* [Your instructions]
Check every line of the entries below for the word "light", and copy the ones that have it.

* [Data shown]
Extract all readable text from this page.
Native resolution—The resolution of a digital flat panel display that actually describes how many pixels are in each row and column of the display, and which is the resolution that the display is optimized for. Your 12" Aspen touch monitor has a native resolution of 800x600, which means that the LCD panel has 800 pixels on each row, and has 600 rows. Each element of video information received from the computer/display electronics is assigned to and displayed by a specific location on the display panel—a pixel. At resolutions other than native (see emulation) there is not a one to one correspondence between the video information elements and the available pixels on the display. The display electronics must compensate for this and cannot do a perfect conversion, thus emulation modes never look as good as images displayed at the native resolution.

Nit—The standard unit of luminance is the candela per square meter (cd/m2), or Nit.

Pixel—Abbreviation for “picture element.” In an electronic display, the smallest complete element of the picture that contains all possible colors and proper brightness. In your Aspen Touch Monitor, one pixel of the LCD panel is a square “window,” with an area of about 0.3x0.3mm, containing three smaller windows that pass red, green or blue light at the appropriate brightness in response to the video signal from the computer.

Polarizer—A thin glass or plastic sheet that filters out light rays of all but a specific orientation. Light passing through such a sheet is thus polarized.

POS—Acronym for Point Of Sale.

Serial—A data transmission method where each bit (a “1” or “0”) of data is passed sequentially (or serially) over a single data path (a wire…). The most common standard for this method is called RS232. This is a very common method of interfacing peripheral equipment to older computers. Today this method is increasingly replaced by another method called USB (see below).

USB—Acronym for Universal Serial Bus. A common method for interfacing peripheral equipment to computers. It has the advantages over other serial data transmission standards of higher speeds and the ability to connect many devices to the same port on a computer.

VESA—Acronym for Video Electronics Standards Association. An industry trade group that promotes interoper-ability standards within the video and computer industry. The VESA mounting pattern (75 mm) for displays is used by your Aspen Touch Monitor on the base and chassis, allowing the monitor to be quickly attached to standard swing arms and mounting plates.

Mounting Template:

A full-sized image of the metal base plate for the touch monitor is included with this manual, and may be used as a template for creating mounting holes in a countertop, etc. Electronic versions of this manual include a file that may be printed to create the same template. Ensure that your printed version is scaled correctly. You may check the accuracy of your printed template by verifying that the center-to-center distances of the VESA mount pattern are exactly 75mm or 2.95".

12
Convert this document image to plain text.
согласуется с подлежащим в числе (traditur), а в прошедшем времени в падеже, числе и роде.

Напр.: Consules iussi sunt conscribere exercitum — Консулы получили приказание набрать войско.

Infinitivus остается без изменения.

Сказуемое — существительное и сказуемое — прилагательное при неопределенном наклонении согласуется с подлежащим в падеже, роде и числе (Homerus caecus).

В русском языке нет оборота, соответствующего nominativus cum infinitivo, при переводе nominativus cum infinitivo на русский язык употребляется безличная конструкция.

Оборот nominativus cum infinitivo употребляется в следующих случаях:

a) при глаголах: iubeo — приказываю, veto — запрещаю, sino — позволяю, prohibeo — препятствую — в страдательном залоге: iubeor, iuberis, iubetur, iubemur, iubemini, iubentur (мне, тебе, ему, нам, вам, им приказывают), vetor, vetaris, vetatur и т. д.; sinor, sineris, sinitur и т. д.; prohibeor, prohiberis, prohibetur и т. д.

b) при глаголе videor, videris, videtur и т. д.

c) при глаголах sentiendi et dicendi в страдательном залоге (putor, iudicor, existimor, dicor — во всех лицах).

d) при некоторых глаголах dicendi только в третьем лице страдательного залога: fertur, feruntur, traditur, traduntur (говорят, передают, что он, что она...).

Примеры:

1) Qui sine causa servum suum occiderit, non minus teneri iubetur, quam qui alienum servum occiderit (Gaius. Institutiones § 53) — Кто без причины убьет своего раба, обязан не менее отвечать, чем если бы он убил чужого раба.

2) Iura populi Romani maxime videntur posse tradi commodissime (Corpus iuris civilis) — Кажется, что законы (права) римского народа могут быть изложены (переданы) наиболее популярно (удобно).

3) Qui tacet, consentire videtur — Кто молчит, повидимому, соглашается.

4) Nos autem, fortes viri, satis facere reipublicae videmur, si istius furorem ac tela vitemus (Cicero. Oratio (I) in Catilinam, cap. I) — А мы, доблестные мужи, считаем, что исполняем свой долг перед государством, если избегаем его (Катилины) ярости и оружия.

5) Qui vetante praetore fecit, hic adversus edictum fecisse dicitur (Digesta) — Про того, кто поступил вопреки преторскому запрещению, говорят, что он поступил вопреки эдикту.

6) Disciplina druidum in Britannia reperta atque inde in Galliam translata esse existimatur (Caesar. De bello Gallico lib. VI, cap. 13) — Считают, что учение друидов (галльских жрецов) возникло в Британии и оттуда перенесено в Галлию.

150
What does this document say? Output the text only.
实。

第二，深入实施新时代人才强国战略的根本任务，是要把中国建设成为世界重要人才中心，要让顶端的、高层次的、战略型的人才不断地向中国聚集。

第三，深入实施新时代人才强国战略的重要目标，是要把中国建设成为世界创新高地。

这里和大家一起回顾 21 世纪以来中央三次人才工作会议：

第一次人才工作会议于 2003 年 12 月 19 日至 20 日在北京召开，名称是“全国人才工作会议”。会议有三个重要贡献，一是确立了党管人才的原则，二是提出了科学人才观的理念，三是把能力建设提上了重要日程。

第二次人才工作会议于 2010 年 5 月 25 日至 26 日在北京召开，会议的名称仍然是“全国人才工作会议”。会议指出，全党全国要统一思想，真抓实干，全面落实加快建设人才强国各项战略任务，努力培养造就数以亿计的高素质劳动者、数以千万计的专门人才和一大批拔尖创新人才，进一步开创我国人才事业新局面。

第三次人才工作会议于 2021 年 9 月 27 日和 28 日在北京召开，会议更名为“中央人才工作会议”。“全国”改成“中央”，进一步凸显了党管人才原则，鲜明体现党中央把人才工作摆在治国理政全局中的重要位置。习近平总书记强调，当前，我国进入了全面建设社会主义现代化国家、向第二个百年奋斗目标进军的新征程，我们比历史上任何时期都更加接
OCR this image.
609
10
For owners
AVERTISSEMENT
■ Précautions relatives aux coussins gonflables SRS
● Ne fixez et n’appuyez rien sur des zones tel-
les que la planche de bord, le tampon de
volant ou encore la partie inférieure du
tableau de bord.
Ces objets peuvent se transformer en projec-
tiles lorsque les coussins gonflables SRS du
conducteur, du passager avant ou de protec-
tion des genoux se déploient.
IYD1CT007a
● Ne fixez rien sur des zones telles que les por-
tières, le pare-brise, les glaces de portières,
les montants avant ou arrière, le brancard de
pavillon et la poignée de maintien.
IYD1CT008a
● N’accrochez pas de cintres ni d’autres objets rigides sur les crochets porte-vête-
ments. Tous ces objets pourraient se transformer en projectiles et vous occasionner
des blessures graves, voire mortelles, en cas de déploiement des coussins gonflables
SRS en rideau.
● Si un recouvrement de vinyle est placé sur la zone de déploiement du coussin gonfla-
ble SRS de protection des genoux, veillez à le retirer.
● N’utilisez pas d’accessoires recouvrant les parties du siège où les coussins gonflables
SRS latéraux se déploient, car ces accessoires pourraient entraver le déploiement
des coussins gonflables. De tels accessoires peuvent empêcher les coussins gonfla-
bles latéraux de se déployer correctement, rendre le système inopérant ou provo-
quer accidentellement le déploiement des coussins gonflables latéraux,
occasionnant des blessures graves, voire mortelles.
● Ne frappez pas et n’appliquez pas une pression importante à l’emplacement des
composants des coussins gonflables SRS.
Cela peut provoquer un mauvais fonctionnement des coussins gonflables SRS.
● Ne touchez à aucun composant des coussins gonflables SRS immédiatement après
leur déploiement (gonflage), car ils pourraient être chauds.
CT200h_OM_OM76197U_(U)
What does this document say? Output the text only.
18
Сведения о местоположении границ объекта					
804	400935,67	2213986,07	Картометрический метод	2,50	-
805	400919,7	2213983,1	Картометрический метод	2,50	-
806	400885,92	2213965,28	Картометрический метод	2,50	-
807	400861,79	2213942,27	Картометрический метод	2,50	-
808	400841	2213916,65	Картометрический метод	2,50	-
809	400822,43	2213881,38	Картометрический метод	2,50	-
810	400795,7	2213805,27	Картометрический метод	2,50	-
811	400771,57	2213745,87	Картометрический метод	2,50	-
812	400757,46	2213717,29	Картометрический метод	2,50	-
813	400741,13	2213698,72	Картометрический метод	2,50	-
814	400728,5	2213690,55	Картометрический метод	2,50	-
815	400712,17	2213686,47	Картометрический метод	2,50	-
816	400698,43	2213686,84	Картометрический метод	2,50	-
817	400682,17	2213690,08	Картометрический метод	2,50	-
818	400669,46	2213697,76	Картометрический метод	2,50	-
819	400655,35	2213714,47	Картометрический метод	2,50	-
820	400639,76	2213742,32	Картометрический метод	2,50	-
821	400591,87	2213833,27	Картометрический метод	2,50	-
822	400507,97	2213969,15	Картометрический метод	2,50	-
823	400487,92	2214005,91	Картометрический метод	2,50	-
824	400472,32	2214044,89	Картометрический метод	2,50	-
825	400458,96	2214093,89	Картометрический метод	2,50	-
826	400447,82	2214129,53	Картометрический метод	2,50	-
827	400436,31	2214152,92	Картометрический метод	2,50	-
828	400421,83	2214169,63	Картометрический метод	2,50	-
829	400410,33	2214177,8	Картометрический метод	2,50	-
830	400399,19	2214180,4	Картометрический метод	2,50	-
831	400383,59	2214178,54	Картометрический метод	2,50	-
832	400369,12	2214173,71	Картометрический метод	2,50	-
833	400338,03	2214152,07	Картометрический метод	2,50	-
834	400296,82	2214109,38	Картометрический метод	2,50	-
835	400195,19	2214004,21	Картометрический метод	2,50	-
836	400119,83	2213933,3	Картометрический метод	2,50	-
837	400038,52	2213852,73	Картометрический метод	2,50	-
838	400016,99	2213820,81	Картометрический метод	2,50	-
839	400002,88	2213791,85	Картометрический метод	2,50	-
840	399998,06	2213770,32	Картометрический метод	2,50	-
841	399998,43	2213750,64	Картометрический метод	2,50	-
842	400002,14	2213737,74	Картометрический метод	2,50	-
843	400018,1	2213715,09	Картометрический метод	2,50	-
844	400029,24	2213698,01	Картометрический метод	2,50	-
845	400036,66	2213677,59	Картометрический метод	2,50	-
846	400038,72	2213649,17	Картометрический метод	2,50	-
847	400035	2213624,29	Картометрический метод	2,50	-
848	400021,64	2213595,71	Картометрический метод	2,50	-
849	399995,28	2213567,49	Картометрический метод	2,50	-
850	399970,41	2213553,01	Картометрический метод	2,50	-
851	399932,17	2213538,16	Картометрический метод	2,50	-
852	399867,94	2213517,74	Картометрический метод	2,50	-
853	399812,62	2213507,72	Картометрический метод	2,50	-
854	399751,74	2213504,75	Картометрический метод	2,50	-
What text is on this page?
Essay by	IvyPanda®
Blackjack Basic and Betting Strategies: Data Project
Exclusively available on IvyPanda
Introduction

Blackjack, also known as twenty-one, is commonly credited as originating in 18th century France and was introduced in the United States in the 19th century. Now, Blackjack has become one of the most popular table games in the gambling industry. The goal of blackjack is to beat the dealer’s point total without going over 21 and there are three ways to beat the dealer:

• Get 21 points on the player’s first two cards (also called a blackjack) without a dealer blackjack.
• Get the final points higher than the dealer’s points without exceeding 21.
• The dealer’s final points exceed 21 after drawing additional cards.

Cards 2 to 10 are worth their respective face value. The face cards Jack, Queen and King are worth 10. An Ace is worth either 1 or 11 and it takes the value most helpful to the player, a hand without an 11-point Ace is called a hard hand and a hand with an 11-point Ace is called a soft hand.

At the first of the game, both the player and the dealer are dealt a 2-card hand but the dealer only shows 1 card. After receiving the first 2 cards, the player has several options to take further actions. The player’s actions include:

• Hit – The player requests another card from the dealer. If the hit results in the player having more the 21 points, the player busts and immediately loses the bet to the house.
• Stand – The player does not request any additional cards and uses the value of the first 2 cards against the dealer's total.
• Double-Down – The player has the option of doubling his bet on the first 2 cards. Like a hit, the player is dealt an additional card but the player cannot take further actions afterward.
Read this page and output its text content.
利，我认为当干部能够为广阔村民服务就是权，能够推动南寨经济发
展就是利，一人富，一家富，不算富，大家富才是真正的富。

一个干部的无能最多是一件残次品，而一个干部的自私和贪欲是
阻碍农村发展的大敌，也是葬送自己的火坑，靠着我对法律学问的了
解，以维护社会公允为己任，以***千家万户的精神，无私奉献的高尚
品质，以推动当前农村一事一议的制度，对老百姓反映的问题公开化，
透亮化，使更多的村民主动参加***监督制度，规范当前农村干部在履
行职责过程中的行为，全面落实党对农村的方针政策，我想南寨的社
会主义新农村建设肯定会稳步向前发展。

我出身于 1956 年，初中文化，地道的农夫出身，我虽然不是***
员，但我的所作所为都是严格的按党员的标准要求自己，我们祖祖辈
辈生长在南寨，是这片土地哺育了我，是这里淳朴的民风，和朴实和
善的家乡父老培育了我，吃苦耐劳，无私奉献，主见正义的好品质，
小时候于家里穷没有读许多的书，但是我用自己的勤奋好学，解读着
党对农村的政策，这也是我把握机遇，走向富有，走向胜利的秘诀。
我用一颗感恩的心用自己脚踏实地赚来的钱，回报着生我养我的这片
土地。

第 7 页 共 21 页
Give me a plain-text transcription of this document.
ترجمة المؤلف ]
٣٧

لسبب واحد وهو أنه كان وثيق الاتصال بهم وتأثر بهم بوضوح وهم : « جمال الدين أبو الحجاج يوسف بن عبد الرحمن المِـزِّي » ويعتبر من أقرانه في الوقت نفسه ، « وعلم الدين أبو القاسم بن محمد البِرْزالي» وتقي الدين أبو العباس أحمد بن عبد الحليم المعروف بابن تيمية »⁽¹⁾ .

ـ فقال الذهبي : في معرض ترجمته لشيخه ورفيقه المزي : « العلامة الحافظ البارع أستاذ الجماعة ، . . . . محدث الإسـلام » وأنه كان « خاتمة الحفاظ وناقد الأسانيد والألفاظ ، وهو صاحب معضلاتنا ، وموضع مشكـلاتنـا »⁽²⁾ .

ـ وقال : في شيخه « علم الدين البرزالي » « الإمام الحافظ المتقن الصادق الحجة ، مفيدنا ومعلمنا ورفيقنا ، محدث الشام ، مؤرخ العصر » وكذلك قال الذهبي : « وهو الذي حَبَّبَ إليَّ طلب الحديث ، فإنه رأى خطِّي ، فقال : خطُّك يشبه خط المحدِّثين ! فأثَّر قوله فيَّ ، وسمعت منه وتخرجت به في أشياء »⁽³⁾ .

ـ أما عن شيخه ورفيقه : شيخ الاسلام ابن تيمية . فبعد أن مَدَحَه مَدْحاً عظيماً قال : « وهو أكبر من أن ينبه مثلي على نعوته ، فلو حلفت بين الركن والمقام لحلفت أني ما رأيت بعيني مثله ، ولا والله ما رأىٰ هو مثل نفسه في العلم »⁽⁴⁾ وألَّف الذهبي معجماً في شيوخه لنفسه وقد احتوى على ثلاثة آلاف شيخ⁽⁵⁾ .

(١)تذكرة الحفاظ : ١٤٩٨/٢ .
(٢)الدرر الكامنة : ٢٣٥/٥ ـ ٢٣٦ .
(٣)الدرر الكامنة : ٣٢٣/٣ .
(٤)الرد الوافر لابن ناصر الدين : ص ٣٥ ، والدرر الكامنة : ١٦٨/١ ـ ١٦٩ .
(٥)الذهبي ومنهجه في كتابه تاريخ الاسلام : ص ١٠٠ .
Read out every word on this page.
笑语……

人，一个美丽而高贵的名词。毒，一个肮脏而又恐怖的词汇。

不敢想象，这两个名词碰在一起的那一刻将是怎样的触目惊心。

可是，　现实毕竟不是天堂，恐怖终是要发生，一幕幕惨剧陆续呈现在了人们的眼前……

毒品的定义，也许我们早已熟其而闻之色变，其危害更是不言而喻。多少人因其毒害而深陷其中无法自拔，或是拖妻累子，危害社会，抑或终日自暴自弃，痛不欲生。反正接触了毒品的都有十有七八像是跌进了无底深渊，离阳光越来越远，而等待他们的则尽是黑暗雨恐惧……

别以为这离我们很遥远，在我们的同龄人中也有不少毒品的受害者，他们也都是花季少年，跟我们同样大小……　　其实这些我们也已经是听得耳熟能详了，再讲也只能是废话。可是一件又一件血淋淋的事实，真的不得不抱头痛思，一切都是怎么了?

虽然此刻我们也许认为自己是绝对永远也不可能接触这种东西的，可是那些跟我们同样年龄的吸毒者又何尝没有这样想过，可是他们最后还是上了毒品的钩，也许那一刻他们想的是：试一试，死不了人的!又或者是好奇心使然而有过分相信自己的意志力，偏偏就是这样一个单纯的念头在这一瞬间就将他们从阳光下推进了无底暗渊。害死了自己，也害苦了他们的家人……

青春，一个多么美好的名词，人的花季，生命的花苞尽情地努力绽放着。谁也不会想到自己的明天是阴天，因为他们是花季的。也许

* [Response to the task]
Pixel—Abbreviation for “picture element.” In an electronic display, the smallest complete element of the picture that contains all possible colors and proper brightness. In your Aspen Touch Monitor, one pixel of the LCD panel is a square “window,” with an area of about 0.3x0.3mm, containing three smaller windows that pass red, green or blue light at the appropriate brightness in response to the video signal from the computer.
Polarizer—A thin glass or plastic sheet that filters out light rays of all but a specific orientation. Light passing through such a sheet is thus polarized.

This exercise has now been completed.